BRIEF:
Exactly as written, print each record in the listing.

PROVIDED RECORDS:
= = = = =

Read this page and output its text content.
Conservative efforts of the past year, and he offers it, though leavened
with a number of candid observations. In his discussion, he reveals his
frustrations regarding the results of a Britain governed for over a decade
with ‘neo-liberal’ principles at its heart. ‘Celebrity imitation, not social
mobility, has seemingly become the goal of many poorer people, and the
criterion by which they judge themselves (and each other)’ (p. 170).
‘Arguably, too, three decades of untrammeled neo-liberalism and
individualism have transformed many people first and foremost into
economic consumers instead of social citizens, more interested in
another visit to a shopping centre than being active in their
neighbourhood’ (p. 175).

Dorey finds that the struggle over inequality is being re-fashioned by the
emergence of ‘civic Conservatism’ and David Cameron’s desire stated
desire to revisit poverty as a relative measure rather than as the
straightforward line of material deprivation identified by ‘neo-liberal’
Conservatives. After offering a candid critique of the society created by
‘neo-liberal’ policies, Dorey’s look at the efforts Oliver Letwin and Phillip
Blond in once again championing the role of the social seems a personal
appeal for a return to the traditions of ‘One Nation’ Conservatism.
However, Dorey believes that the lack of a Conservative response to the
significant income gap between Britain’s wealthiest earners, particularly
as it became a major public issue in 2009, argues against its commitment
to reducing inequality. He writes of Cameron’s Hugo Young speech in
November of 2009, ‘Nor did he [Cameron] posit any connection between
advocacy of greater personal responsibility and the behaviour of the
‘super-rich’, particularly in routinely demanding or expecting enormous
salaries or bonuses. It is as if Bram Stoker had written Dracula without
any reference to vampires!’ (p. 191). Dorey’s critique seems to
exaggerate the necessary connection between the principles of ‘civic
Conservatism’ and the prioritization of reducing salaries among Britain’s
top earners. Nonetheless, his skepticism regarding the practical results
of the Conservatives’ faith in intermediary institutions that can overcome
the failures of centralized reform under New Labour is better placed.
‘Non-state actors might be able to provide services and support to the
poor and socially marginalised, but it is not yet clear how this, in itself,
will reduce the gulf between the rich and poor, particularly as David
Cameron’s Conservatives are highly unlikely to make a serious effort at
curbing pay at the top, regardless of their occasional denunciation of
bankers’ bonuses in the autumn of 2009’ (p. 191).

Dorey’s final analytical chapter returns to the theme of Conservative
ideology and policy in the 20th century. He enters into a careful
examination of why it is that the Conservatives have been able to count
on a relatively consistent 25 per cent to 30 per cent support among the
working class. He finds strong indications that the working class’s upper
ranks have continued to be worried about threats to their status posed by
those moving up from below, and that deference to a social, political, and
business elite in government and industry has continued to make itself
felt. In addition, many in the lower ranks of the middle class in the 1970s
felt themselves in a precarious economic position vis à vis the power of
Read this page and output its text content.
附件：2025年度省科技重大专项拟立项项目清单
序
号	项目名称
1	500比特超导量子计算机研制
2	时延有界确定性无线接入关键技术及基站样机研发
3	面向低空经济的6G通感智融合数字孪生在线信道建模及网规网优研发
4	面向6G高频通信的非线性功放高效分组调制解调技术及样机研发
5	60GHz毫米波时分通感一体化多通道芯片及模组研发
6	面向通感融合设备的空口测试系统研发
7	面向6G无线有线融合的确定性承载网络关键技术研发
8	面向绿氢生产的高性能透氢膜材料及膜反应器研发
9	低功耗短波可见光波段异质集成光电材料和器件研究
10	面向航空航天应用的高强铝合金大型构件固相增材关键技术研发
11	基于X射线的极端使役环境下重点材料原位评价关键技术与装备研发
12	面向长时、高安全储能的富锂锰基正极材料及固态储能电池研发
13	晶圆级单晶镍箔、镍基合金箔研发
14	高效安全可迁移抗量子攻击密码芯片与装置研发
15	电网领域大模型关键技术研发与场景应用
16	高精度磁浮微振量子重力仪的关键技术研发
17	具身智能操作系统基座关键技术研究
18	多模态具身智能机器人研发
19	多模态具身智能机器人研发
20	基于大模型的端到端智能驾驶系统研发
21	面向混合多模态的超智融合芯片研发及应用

= = = = =

TASK OUTPUT:
Read this page and output its text content.
Conservative efforts of the past year, and he offers it, though leavened
with a number of candid observations. In his discussion, he reveals his
frustrations regarding the results of a Britain governed for over a decade
with ‘neo-liberal’ principles at its heart. ‘Celebrity imitation, not social
mobility, has seemingly become the goal of many poorer people, and the
criterion by which they judge themselves (and each other)’ (p. 170).
‘Arguably, too, three decades of untrammeled neo-liberalism and
individualism have transformed many people first and foremost into
economic consumers instead of social citizens, more interested in
another visit to a shopping centre than being active in their
neighbourhood’ (p. 175).

Dorey finds that the struggle over inequality is being re-fashioned by the
emergence of ‘civic Conservatism’ and David Cameron’s desire stated
desire to revisit poverty as a relative measure rather than as the
straightforward line of material deprivation identified by ‘neo-liberal’
Conservatives. After offering a candid critique of the society created by
‘neo-liberal’ policies, Dorey’s look at the efforts Oliver Letwin and Phillip
Blond in once again championing the role of the social seems a personal
appeal for a return to the traditions of ‘One Nation’ Conservatism.
However, Dorey believes that the lack of a Conservative response to the
significant income gap between Britain’s wealthiest earners, particularly
as it became a major public issue in 2009, argues against its commitment
to reducing inequality. He writes of Cameron’s Hugo Young speech in
November of 2009, ‘Nor did he [Cameron] posit any connection between
advocacy of greater personal responsibility and the behaviour of the
‘super-rich’, particularly in routinely demanding or expecting enormous
salaries or bonuses. It is as if Bram Stoker had written Dracula without
any reference to vampires!’ (p. 191). Dorey’s critique seems to
exaggerate the necessary connection between the principles of ‘civic
Conservatism’ and the prioritization of reducing salaries among Britain’s
top earners. Nonetheless, his skepticism regarding the practical results
of the Conservatives’ faith in intermediary institutions that can overcome
the failures of centralized reform under New Labour is better placed.
‘Non-state actors might be able to provide services and support to the
poor and socially marginalised, but it is not yet clear how this, in itself,
will reduce the gulf between the rich and poor, particularly as David
Cameron’s Conservatives are highly unlikely to make a serious effort at
curbing pay at the top, regardless of their occasional denunciation of
bankers’ bonuses in the autumn of 2009’ (p. 191).

Dorey’s final analytical chapter returns to the theme of Conservative
ideology and policy in the 20th century. He enters into a careful
examination of why it is that the Conservatives have been able to count
on a relatively consistent 25 per cent to 30 per cent support among the
working class. He finds strong indications that the working class’s upper
ranks have continued to be worried about threats to their status posed by
those moving up from below, and that deference to a social, political, and
business elite in government and industry has continued to make itself
felt. In addition, many in the lower ranks of the middle class in the 1970s
felt themselves in a precarious economic position vis à vis the power of
Read this page and output its text content.
附件：2025年度省科技重大专项拟立项项目清单
序
号	项目名称
1	500比特超导量子计算机研制
2	时延有界确定性无线接入关键技术及基站样机研发
3	面向低空经济的6G通感智融合数字孪生在线信道建模及网规网优研发
4	面向6G高频通信的非线性功放高效分组调制解调技术及样机研发
5	60GHz毫米波时分通感一体化多通道芯片及模组研发
6	面向通感融合设备的空口测试系统研发
7	面向6G无线有线融合的确定性承载网络关键技术研发
8	面向绿氢生产的高性能透氢膜材料及膜反应器研发
9	低功耗短波可见光波段异质集成光电材料和器件研究
10	面向航空航天应用的高强铝合金大型构件固相增材关键技术研发
11	基于X射线的极端使役环境下重点材料原位评价关键技术与装备研发
12	面向长时、高安全储能的富锂锰基正极材料及固态储能电池研发
13	晶圆级单晶镍箔、镍基合金箔研发
14	高效安全可迁移抗量子攻击密码芯片与装置研发
15	电网领域大模型关键技术研发与场景应用
16	高精度磁浮微振量子重力仪的关键技术研发
17	具身智能操作系统基座关键技术研究
18	多模态具身智能机器人研发
19	多模态具身智能机器人研发
20	基于大模型的端到端智能驾驶系统研发
21	面向混合多模态的超智融合芯片研发及应用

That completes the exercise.